**What is being asked:**
Search the entries for the word "which" and pull out each line that has it.

**Extracted data entries:**
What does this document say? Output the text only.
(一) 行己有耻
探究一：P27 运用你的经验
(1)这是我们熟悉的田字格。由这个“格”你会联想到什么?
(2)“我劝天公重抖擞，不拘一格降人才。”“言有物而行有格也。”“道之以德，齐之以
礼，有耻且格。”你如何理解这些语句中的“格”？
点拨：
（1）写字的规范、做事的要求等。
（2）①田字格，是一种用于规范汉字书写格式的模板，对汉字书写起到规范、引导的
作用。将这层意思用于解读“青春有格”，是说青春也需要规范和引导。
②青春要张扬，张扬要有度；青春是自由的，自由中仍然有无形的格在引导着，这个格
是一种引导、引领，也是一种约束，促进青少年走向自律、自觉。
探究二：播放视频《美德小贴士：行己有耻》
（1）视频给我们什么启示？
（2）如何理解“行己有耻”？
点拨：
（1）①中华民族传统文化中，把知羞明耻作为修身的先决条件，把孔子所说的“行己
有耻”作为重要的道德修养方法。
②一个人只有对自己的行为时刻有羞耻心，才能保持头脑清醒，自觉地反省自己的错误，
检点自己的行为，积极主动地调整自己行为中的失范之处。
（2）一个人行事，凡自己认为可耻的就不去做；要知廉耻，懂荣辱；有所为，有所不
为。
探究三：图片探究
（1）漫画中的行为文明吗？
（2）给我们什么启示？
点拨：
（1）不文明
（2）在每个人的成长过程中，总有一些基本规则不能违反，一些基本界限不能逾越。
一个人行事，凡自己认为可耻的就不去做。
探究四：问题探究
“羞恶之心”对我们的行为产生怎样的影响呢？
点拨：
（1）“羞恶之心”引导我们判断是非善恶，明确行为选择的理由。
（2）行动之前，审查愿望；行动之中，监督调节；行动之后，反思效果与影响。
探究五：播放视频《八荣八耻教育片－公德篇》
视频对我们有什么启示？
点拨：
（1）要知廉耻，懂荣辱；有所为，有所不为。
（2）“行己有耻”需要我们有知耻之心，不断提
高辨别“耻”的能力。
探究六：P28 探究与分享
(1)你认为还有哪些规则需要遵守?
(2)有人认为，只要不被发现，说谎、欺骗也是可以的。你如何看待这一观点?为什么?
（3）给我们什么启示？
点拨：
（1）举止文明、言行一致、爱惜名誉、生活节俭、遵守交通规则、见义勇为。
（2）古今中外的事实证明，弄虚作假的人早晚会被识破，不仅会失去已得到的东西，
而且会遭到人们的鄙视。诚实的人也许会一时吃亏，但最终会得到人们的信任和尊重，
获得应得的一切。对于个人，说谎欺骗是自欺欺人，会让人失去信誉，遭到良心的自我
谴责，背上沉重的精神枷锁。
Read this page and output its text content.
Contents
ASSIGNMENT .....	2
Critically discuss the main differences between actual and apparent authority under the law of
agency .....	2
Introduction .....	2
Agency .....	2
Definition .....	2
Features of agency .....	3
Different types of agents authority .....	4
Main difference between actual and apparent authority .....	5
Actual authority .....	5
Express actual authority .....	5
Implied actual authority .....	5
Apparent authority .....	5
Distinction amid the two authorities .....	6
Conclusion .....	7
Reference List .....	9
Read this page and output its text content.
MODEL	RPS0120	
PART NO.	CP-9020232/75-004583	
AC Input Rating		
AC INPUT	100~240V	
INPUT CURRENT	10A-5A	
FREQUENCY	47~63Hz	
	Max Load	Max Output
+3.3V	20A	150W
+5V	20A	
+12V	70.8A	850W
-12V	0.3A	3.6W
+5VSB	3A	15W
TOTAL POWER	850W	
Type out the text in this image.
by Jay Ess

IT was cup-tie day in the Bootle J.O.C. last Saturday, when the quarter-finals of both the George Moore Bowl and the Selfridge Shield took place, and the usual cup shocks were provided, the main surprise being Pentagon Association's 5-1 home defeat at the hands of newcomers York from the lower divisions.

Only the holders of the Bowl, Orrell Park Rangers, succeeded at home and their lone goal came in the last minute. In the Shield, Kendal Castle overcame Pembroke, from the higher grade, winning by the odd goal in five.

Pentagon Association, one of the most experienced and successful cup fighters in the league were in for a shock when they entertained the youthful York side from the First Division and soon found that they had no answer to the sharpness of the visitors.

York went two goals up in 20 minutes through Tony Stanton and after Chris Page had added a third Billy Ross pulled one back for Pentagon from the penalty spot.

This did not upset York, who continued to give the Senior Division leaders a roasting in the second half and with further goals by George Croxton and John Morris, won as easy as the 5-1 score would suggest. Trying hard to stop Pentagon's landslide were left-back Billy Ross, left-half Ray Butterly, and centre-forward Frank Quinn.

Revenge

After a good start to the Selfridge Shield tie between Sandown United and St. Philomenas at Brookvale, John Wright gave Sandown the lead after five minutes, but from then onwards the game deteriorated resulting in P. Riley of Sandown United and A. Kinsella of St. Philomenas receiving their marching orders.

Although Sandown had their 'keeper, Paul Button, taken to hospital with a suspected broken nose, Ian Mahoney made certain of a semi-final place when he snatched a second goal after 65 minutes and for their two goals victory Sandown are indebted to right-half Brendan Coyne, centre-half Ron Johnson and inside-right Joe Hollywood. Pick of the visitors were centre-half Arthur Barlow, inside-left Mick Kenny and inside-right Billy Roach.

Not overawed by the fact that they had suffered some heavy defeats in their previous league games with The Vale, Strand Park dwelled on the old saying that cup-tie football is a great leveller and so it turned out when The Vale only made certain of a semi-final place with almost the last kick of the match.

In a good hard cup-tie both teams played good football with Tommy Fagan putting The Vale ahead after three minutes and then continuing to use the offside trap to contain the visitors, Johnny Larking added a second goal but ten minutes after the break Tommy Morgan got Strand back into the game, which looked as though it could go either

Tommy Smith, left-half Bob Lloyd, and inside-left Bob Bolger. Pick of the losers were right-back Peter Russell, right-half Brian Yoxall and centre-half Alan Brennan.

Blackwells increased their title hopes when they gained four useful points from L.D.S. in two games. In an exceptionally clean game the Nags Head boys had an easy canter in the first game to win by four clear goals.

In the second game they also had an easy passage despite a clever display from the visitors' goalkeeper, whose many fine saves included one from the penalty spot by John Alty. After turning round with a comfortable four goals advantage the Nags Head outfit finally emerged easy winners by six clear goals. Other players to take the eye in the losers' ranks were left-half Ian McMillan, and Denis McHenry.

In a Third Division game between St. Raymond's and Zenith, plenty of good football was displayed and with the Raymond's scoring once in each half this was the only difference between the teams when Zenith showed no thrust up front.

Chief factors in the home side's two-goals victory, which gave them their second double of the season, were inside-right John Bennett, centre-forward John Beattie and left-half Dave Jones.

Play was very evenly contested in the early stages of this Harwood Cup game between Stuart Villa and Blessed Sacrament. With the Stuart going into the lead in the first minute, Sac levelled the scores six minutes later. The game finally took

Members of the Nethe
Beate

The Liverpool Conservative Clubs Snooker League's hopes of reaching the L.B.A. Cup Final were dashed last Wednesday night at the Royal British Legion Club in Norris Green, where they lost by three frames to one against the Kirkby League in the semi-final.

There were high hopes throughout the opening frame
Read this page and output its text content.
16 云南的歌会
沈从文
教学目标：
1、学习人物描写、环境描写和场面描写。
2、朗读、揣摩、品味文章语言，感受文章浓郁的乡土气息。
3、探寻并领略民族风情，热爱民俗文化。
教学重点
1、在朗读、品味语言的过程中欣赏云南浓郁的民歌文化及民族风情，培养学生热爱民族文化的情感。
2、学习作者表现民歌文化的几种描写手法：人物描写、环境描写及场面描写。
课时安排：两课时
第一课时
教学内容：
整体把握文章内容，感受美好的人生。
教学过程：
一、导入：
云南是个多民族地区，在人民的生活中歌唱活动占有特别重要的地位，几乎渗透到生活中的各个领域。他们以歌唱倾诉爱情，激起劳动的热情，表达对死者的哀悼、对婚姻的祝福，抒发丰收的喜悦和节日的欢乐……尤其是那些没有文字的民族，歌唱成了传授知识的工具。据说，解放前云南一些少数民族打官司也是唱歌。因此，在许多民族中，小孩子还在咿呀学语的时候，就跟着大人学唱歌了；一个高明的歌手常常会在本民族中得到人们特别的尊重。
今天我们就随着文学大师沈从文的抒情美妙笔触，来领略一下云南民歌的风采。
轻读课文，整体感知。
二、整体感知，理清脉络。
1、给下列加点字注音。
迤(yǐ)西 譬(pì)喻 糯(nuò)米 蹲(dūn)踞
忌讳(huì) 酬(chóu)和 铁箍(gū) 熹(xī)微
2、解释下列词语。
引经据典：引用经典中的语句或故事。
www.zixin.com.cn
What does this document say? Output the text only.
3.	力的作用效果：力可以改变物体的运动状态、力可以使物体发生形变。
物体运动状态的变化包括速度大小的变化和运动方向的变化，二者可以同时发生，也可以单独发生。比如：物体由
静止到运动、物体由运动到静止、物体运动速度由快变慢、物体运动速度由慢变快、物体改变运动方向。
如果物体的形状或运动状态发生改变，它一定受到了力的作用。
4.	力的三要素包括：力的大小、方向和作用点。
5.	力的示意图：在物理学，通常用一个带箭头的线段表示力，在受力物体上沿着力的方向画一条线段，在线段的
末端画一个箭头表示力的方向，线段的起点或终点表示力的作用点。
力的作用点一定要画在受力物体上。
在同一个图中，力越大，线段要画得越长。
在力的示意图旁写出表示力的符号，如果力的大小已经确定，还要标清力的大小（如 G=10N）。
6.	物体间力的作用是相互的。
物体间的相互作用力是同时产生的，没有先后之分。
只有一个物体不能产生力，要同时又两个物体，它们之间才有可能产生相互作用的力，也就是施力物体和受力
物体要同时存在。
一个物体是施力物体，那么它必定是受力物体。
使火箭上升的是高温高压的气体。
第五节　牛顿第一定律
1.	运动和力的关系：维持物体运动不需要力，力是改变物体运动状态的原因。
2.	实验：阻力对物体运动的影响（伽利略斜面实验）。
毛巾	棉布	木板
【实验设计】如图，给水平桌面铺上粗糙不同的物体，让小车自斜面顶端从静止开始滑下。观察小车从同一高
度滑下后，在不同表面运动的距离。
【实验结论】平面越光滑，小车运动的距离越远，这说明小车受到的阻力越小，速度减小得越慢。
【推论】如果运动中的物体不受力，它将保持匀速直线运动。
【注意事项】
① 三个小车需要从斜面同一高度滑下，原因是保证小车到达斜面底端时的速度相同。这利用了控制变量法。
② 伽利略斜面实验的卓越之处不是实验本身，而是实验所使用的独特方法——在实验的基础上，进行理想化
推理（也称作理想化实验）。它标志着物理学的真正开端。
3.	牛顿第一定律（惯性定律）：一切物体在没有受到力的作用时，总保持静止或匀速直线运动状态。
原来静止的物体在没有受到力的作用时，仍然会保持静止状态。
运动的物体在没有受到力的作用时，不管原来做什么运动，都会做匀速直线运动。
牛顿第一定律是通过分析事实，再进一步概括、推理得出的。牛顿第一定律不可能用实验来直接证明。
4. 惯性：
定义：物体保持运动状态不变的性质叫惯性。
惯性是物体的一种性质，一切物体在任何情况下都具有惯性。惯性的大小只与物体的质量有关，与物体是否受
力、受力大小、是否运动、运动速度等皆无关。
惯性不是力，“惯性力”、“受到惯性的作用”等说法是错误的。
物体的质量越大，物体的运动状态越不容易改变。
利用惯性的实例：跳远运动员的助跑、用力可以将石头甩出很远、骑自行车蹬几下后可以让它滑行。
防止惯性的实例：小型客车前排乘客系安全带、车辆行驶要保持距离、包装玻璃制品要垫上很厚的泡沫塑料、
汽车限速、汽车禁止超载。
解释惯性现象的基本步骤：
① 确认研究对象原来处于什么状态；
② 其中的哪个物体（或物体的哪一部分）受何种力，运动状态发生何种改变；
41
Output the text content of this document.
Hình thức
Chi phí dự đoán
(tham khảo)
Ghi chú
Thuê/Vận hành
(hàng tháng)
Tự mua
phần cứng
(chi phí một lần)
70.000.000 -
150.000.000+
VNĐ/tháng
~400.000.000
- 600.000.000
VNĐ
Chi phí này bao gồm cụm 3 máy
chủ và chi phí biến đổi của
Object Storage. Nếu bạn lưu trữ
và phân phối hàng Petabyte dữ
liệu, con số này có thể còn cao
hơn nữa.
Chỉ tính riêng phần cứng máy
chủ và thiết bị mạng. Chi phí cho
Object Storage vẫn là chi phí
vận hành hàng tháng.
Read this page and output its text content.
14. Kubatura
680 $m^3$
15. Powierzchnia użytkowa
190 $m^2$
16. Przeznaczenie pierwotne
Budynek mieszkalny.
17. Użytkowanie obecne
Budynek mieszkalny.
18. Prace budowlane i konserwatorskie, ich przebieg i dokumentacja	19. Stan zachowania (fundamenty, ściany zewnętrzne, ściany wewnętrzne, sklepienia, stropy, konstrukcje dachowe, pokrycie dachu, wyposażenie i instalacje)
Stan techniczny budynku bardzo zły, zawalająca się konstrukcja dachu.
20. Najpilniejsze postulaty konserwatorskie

**Exercise answer:**
In a good hard cup-tie both teams played good football with Tommy Fagan putting The Vale ahead after three minutes and then continuing to use the offside trap to contain the visitors, Johnny Larking added a second goal but ten minutes after the break Tommy Morgan got Strand back into the game, which looked as though it could go either
Chief factors in the home side's two-goals victory, which gave them their second double of the season, were inside-right John Bennett, centre-forward John Beattie and left-half Dave Jones.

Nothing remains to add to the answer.